*What to produce:*
Print the entries once more, unchanged.

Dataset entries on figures
┌──
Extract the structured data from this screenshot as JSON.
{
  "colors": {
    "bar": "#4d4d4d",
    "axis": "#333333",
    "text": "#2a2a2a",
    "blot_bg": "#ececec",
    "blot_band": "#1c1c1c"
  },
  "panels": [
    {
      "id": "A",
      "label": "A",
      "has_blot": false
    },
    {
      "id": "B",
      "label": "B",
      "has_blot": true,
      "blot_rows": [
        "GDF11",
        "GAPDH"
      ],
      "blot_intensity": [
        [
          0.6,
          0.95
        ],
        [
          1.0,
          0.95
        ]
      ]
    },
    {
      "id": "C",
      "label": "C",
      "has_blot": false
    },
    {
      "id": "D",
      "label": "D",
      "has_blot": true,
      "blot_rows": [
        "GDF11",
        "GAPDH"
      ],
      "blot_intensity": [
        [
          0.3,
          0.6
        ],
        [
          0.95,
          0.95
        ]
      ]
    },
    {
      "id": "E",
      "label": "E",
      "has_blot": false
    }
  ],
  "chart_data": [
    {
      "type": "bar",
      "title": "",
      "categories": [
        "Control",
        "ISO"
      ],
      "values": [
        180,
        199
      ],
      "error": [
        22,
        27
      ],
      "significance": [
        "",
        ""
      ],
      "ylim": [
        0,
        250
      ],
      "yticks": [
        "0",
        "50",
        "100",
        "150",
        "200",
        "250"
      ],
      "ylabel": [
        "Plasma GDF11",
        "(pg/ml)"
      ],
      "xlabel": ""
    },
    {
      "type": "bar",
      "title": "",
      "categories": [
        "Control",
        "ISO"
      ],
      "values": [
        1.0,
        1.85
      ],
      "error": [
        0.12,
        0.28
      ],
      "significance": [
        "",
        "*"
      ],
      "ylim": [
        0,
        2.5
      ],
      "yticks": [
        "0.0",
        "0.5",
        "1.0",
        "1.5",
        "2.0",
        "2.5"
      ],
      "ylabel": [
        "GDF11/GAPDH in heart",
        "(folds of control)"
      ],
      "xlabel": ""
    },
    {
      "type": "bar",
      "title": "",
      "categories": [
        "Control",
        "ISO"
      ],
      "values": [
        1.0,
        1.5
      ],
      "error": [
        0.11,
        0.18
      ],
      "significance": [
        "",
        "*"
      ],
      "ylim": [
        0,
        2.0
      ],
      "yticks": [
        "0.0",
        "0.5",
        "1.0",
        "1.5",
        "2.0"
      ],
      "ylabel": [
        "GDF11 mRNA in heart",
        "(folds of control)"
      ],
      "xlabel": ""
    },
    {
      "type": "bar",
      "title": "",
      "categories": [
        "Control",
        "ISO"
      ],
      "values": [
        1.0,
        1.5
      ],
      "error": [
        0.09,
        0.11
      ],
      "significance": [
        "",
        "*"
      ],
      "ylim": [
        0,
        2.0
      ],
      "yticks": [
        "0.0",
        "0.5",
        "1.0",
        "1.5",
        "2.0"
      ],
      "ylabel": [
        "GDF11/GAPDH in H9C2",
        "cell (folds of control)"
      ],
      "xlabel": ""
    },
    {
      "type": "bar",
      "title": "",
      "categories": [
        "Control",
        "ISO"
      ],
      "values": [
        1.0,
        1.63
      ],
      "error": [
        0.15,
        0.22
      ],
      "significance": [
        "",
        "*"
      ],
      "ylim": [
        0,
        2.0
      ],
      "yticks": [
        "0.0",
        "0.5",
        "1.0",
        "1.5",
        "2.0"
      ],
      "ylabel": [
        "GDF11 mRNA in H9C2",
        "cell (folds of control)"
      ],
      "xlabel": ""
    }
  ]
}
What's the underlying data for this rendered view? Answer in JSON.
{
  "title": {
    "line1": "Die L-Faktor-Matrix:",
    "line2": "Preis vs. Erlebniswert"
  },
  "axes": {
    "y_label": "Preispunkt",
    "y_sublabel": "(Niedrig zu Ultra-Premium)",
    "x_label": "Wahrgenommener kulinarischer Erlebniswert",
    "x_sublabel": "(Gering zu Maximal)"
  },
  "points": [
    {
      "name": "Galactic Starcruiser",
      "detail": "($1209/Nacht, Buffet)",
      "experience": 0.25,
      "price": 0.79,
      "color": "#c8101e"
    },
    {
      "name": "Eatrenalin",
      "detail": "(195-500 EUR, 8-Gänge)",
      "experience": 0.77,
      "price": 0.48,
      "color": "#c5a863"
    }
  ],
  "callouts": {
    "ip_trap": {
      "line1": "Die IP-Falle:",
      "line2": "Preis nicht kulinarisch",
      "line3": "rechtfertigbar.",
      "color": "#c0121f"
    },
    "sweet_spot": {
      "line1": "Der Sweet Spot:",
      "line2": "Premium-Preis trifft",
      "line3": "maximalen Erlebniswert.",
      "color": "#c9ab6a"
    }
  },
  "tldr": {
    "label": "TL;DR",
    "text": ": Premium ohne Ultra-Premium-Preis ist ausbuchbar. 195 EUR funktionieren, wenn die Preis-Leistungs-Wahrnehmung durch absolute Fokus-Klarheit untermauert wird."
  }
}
└──
*Response for this exercise:*
Extract the structured data from this screenshot as JSON.
{
  "colors": {
    "bar": "#4d4d4d",
    "axis": "#333333",
    "text": "#2a2a2a",
    "blot_bg": "#ececec",
    "blot_band": "#1c1c1c"
  },
  "panels": [
    {
      "id": "A",
      "label": "A",
      "has_blot": false
    },
    {
      "id": "B",
      "label": "B",
      "has_blot": true,
      "blot_rows": [
        "GDF11",
        "GAPDH"
      ],
      "blot_intensity": [
        [
          0.6,
          0.95
        ],
        [
          1.0,
          0.95
        ]
      ]
    },
    {
      "id": "C",
      "label": "C",
      "has_blot": false
    },
    {
      "id": "D",
      "label": "D",
      "has_blot": true,
      "blot_rows": [
        "GDF11",
        "GAPDH"
      ],
      "blot_intensity": [
        [
          0.3,
          0.6
        ],
        [
          0.95,
          0.95
        ]
      ]
    },
    {
      "id": "E",
      "label": "E",
      "has_blot": false
    }
  ],
  "chart_data": [
    {
      "type": "bar",
      "title": "",
      "categories": [
        "Control",
        "ISO"
      ],
      "values": [
        180,
        199
      ],
      "error": [
        22,
        27
      ],
      "significance": [
        "",
        ""
      ],
      "ylim": [
        0,
        250
      ],
      "yticks": [
        "0",
        "50",
        "100",
        "150",
        "200",
        "250"
      ],
      "ylabel": [
        "Plasma GDF11",
        "(pg/ml)"
      ],
      "xlabel": ""
    },
    {
      "type": "bar",
      "title": "",
      "categories": [
        "Control",
        "ISO"
      ],
      "values": [
        1.0,
        1.85
      ],
      "error": [
        0.12,
        0.28
      ],
      "significance": [
        "",
        "*"
      ],
      "ylim": [
        0,
        2.5
      ],
      "yticks": [
        "0.0",
        "0.5",
        "1.0",
        "1.5",
        "2.0",
        "2.5"
      ],
      "ylabel": [
        "GDF11/GAPDH in heart",
        "(folds of control)"
      ],
      "xlabel": ""
    },
    {
      "type": "bar",
      "title": "",
      "categories": [
        "Control",
        "ISO"
      ],
      "values": [
        1.0,
        1.5
      ],
      "error": [
        0.11,
        0.18
      ],
      "significance": [
        "",
        "*"
      ],
      "ylim": [
        0,
        2.0
      ],
      "yticks": [
        "0.0",
        "0.5",
        "1.0",
        "1.5",
        "2.0"
      ],
      "ylabel": [
        "GDF11 mRNA in heart",
        "(folds of control)"
      ],
      "xlabel": ""
    },
    {
      "type": "bar",
      "title": "",
      "categories": [
        "Control",
        "ISO"
      ],
      "values": [
        1.0,
        1.5
      ],
      "error": [
        0.09,
        0.11
      ],
      "significance": [
        "",
        "*"
      ],
      "ylim": [
        0,
        2.0
      ],
      "yticks": [
        "0.0",
        "0.5",
        "1.0",
        "1.5",
        "2.0"
      ],
      "ylabel": [
        "GDF11/GAPDH in H9C2",
        "cell (folds of control)"
      ],
      "xlabel": ""
    },
    {
      "type": "bar",
      "title": "",
      "categories": [
        "Control",
        "ISO"
      ],
      "values": [
        1.0,
        1.63
      ],
      "error": [
        0.15,
        0.22
      ],
      "significance": [
        "",
        "*"
      ],
      "ylim": [
        0,
        2.0
      ],
      "yticks": [
        "0.0",
        "0.5",
        "1.0",
        "1.5",
        "2.0"
      ],
      "ylabel": [
        "GDF11 mRNA in H9C2",
        "cell (folds of control)"
      ],
      "xlabel": ""
    }
  ]
}
What's the underlying data for this rendered view? Answer in JSON.
{
  "title": {
    "line1": "Die L-Faktor-Matrix:",
    "line2": "Preis vs. Erlebniswert"
  },
  "axes": {
    "y_label": "Preispunkt",
    "y_sublabel": "(Niedrig zu Ultra-Premium)",
    "x_label": "Wahrgenommener kulinarischer Erlebniswert",
    "x_sublabel": "(Gering zu Maximal)"
  },
  "points": [
    {
      "name": "Galactic Starcruiser",
      "detail": "($1209/Nacht, Buffet)",
      "experience": 0.25,
      "price": 0.79,
      "color": "#c8101e"
    },
    {
      "name": "Eatrenalin",
      "detail": "(195-500 EUR, 8-Gänge)",
      "experience": 0.77,
      "price": 0.48,
      "color": "#c5a863"
    }
  ],
  "callouts": {
    "ip_trap": {
      "line1": "Die IP-Falle:",
      "line2": "Preis nicht kulinarisch",
      "line3": "rechtfertigbar.",
      "color": "#c0121f"
    },
    "sweet_spot": {
      "line1": "Der Sweet Spot:",
      "line2": "Premium-Preis trifft",
      "line3": "maximalen Erlebniswert.",
      "color": "#c9ab6a"
    }
  },
  "tldr": {
    "label": "TL;DR",
    "text": ": Premium ohne Ultra-Premium-Preis ist ausbuchbar. 195 EUR funktionieren, wenn die Preis-Leistungs-Wahrnehmung durch absolute Fokus-Klarheit untermauert wird."
  }
}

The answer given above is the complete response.